WORK TO COMPLETE: Write the records out again exactly, leaving no images in.

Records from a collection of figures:
■ ■ ■ ■

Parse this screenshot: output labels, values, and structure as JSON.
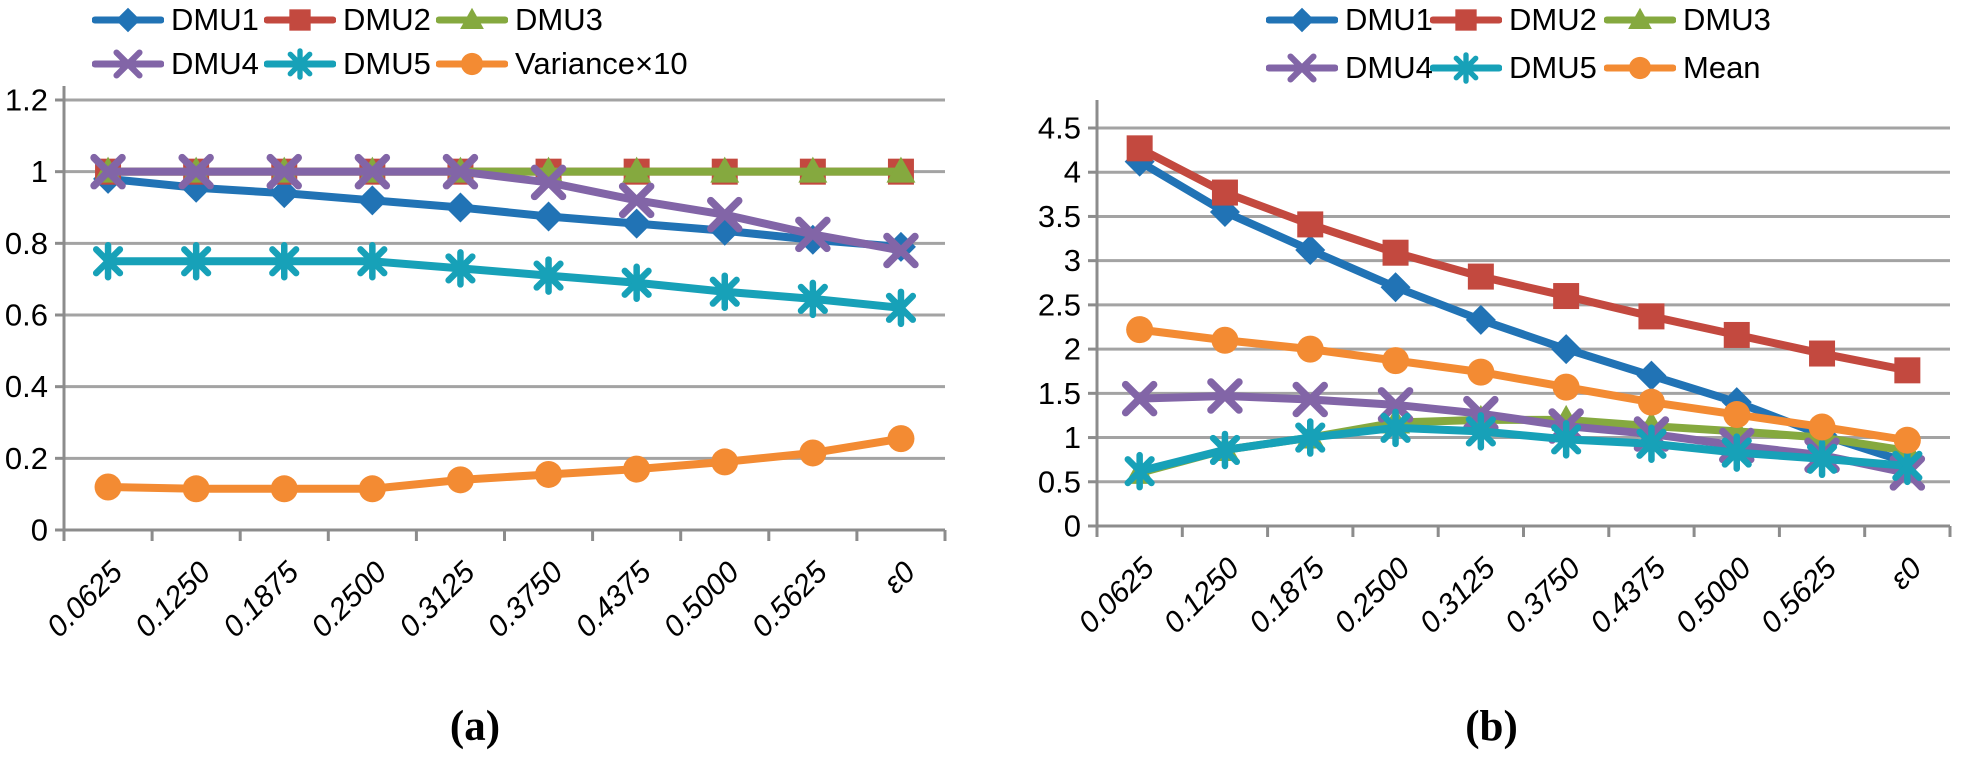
{
  "figure": {
    "caption_a": "(a)",
    "caption_b": "(b)"
  },
  "colors": {
    "dmu1_blue": "#2173B5",
    "dmu2_red": "#C3493F",
    "dmu3_green": "#85A93F",
    "dmu4_purple": "#8265A7",
    "dmu5_teal": "#17A1B8",
    "orange": "#F38B33",
    "gridline": "#A3A3A3",
    "axis": "#8C8C8C",
    "text": "#000000"
  },
  "chart_data": [
    {
      "id": "a",
      "type": "line",
      "title": "",
      "xlabel": "",
      "ylabel": "",
      "grid": true,
      "legend_position": "top",
      "categories": [
        "0.0625",
        "0.1250",
        "0.1875",
        "0.2500",
        "0.3125",
        "0.3750",
        "0.4375",
        "0.5000",
        "0.5625",
        "ε0"
      ],
      "ylim": [
        0,
        1.2
      ],
      "yticks": [
        "1.2",
        "1",
        "0.8",
        "0.6",
        "0.4",
        "0.2",
        "0"
      ],
      "series": [
        {
          "name": "DMU1",
          "marker": "diamond",
          "color": "#2173B5",
          "values": [
            0.98,
            0.955,
            0.94,
            0.92,
            0.9,
            0.875,
            0.855,
            0.835,
            0.81,
            0.79
          ]
        },
        {
          "name": "DMU2",
          "marker": "square",
          "color": "#C3493F",
          "values": [
            1,
            1,
            1,
            1,
            1,
            1,
            1,
            1,
            1,
            1
          ]
        },
        {
          "name": "DMU3",
          "marker": "triangle",
          "color": "#85A93F",
          "values": [
            1,
            1,
            1,
            1,
            1,
            1,
            1,
            1,
            1,
            1
          ]
        },
        {
          "name": "DMU4",
          "marker": "x",
          "color": "#8265A7",
          "values": [
            1,
            1,
            1,
            1,
            1,
            0.97,
            0.92,
            0.88,
            0.825,
            0.78
          ]
        },
        {
          "name": "DMU5",
          "marker": "asterisk",
          "color": "#17A1B8",
          "values": [
            0.75,
            0.75,
            0.75,
            0.75,
            0.73,
            0.71,
            0.69,
            0.665,
            0.645,
            0.62
          ]
        },
        {
          "name": "Variance×10",
          "marker": "circle",
          "color": "#F38B33",
          "values": [
            0.12,
            0.115,
            0.115,
            0.115,
            0.14,
            0.155,
            0.17,
            0.19,
            0.215,
            0.255
          ]
        }
      ]
    },
    {
      "id": "b",
      "type": "line",
      "title": "",
      "xlabel": "",
      "ylabel": "",
      "grid": true,
      "legend_position": "top",
      "categories": [
        "0.0625",
        "0.1250",
        "0.1875",
        "0.2500",
        "0.3125",
        "0.3750",
        "0.4375",
        "0.5000",
        "0.5625",
        "ε0"
      ],
      "ylim": [
        0,
        4.5
      ],
      "yticks": [
        "4.5",
        "4",
        "3.5",
        "3",
        "2.5",
        "2",
        "1.5",
        "1",
        "0.5",
        "0"
      ],
      "series": [
        {
          "name": "DMU1",
          "marker": "diamond",
          "color": "#2173B5",
          "values": [
            4.12,
            3.55,
            3.12,
            2.7,
            2.33,
            2.0,
            1.7,
            1.4,
            1.03,
            0.72
          ]
        },
        {
          "name": "DMU2",
          "marker": "square",
          "color": "#C3493F",
          "values": [
            4.27,
            3.77,
            3.41,
            3.09,
            2.82,
            2.6,
            2.37,
            2.16,
            1.95,
            1.76
          ]
        },
        {
          "name": "DMU3",
          "marker": "triangle",
          "color": "#85A93F",
          "values": [
            0.6,
            0.86,
            1.0,
            1.17,
            1.2,
            1.2,
            1.13,
            1.07,
            1.0,
            0.85
          ]
        },
        {
          "name": "DMU4",
          "marker": "x",
          "color": "#8265A7",
          "values": [
            1.44,
            1.47,
            1.43,
            1.37,
            1.27,
            1.13,
            1.04,
            0.91,
            0.8,
            0.6
          ]
        },
        {
          "name": "DMU5",
          "marker": "asterisk",
          "color": "#17A1B8",
          "values": [
            0.62,
            0.86,
            1.0,
            1.11,
            1.07,
            0.98,
            0.93,
            0.83,
            0.76,
            0.68
          ]
        },
        {
          "name": "Mean",
          "marker": "circle",
          "color": "#F38B33",
          "values": [
            2.22,
            2.1,
            2.0,
            1.87,
            1.74,
            1.57,
            1.4,
            1.26,
            1.12,
            0.97
          ]
        }
      ]
    }
  ]
}
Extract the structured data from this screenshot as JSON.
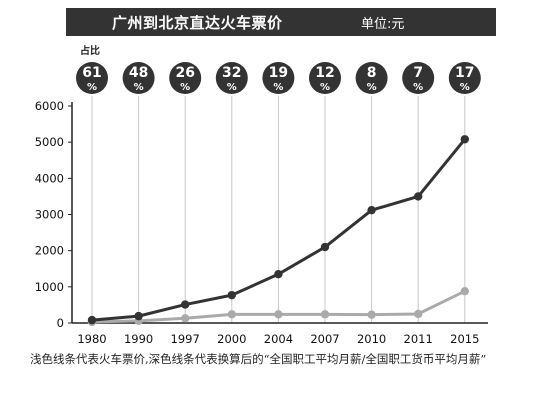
{
  "header": {
    "title": "广州到北京直达火车票价",
    "unit": "单位:元"
  },
  "share": {
    "label": "占比",
    "unit_symbol": "%",
    "values": [
      "61",
      "48",
      "26",
      "32",
      "19",
      "12",
      "8",
      "7",
      "17"
    ]
  },
  "caption": "浅色线条代表火车票价,深色线条代表换算后的“全国职工平均月薪/全国职工货币平均月薪”",
  "colors": {
    "dark_line": "#333333",
    "light_line": "#aaaaaa",
    "badge": "#333333",
    "title_bar": "#333333"
  },
  "chart_data": {
    "type": "line",
    "categories": [
      "1980",
      "1990",
      "1997",
      "2000",
      "2004",
      "2007",
      "2010",
      "2011",
      "2015"
    ],
    "ylim": [
      0,
      6000
    ],
    "yticks": [
      "0",
      "1000",
      "2000",
      "3000",
      "4000",
      "5000",
      "6000"
    ],
    "grid": "vertical",
    "series": [
      {
        "style": "dark",
        "values": [
          80,
          190,
          510,
          770,
          1350,
          2100,
          3120,
          3500,
          5080
        ]
      },
      {
        "style": "light",
        "values": [
          30,
          60,
          130,
          240,
          240,
          240,
          230,
          250,
          880
        ]
      }
    ]
  }
}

■ ■ ■ ■

FINISHED EXERCISE:
Parse this screenshot: output labels, values, and structure as JSON.
{
  "figure": {
    "caption_a": "(a)",
    "caption_b": "(b)"
  },
  "colors": {
    "dmu1_blue": "#2173B5",
    "dmu2_red": "#C3493F",
    "dmu3_green": "#85A93F",
    "dmu4_purple": "#8265A7",
    "dmu5_teal": "#17A1B8",
    "orange": "#F38B33",
    "gridline": "#A3A3A3",
    "axis": "#8C8C8C",
    "text": "#000000"
  },
  "chart_data": [
    {
      "id": "a",
      "type": "line",
      "title": "",
      "xlabel": "",
      "ylabel": "",
      "grid": true,
      "legend_position": "top",
      "categories": [
        "0.0625",
        "0.1250",
        "0.1875",
        "0.2500",
        "0.3125",
        "0.3750",
        "0.4375",
        "0.5000",
        "0.5625",
        "ε0"
      ],
      "ylim": [
        0,
        1.2
      ],
      "yticks": [
        "1.2",
        "1",
        "0.8",
        "0.6",
        "0.4",
        "0.2",
        "0"
      ],
      "series": [
        {
          "name": "DMU1",
          "marker": "diamond",
          "color": "#2173B5",
          "values": [
            0.98,
            0.955,
            0.94,
            0.92,
            0.9,
            0.875,
            0.855,
            0.835,
            0.81,
            0.79
          ]
        },
        {
          "name": "DMU2",
          "marker": "square",
          "color": "#C3493F",
          "values": [
            1,
            1,
            1,
            1,
            1,
            1,
            1,
            1,
            1,
            1
          ]
        },
        {
          "name": "DMU3",
          "marker": "triangle",
          "color": "#85A93F",
          "values": [
            1,
            1,
            1,
            1,
            1,
            1,
            1,
            1,
            1,
            1
          ]
        },
        {
          "name": "DMU4",
          "marker": "x",
          "color": "#8265A7",
          "values": [
            1,
            1,
            1,
            1,
            1,
            0.97,
            0.92,
            0.88,
            0.825,
            0.78
          ]
        },
        {
          "name": "DMU5",
          "marker": "asterisk",
          "color": "#17A1B8",
          "values": [
            0.75,
            0.75,
            0.75,
            0.75,
            0.73,
            0.71,
            0.69,
            0.665,
            0.645,
            0.62
          ]
        },
        {
          "name": "Variance×10",
          "marker": "circle",
          "color": "#F38B33",
          "values": [
            0.12,
            0.115,
            0.115,
            0.115,
            0.14,
            0.155,
            0.17,
            0.19,
            0.215,
            0.255
          ]
        }
      ]
    },
    {
      "id": "b",
      "type": "line",
      "title": "",
      "xlabel": "",
      "ylabel": "",
      "grid": true,
      "legend_position": "top",
      "categories": [
        "0.0625",
        "0.1250",
        "0.1875",
        "0.2500",
        "0.3125",
        "0.3750",
        "0.4375",
        "0.5000",
        "0.5625",
        "ε0"
      ],
      "ylim": [
        0,
        4.5
      ],
      "yticks": [
        "4.5",
        "4",
        "3.5",
        "3",
        "2.5",
        "2",
        "1.5",
        "1",
        "0.5",
        "0"
      ],
      "series": [
        {
          "name": "DMU1",
          "marker": "diamond",
          "color": "#2173B5",
          "values": [
            4.12,
            3.55,
            3.12,
            2.7,
            2.33,
            2.0,
            1.7,
            1.4,
            1.03,
            0.72
          ]
        },
        {
          "name": "DMU2",
          "marker": "square",
          "color": "#C3493F",
          "values": [
            4.27,
            3.77,
            3.41,
            3.09,
            2.82,
            2.6,
            2.37,
            2.16,
            1.95,
            1.76
          ]
        },
        {
          "name": "DMU3",
          "marker": "triangle",
          "color": "#85A93F",
          "values": [
            0.6,
            0.86,
            1.0,
            1.17,
            1.2,
            1.2,
            1.13,
            1.07,
            1.0,
            0.85
          ]
        },
        {
          "name": "DMU4",
          "marker": "x",
          "color": "#8265A7",
          "values": [
            1.44,
            1.47,
            1.43,
            1.37,
            1.27,
            1.13,
            1.04,
            0.91,
            0.8,
            0.6
          ]
        },
        {
          "name": "DMU5",
          "marker": "asterisk",
          "color": "#17A1B8",
          "values": [
            0.62,
            0.86,
            1.0,
            1.11,
            1.07,
            0.98,
            0.93,
            0.83,
            0.76,
            0.68
          ]
        },
        {
          "name": "Mean",
          "marker": "circle",
          "color": "#F38B33",
          "values": [
            2.22,
            2.1,
            2.0,
            1.87,
            1.74,
            1.57,
            1.4,
            1.26,
            1.12,
            0.97
          ]
        }
      ]
    }
  ]
}
Extract the structured data from this screenshot as JSON.
{
  "header": {
    "title": "广州到北京直达火车票价",
    "unit": "单位:元"
  },
  "share": {
    "label": "占比",
    "unit_symbol": "%",
    "values": [
      "61",
      "48",
      "26",
      "32",
      "19",
      "12",
      "8",
      "7",
      "17"
    ]
  },
  "caption": "浅色线条代表火车票价,深色线条代表换算后的“全国职工平均月薪/全国职工货币平均月薪”",
  "colors": {
    "dark_line": "#333333",
    "light_line": "#aaaaaa",
    "badge": "#333333",
    "title_bar": "#333333"
  },
  "chart_data": {
    "type": "line",
    "categories": [
      "1980",
      "1990",
      "1997",
      "2000",
      "2004",
      "2007",
      "2010",
      "2011",
      "2015"
    ],
    "ylim": [
      0,
      6000
    ],
    "yticks": [
      "0",
      "1000",
      "2000",
      "3000",
      "4000",
      "5000",
      "6000"
    ],
    "grid": "vertical",
    "series": [
      {
        "style": "dark",
        "values": [
          80,
          190,
          510,
          770,
          1350,
          2100,
          3120,
          3500,
          5080
        ]
      },
      {
        "style": "light",
        "values": [
          30,
          60,
          130,
          240,
          240,
          240,
          230,
          250,
          880
        ]
      }
    ]
  }
}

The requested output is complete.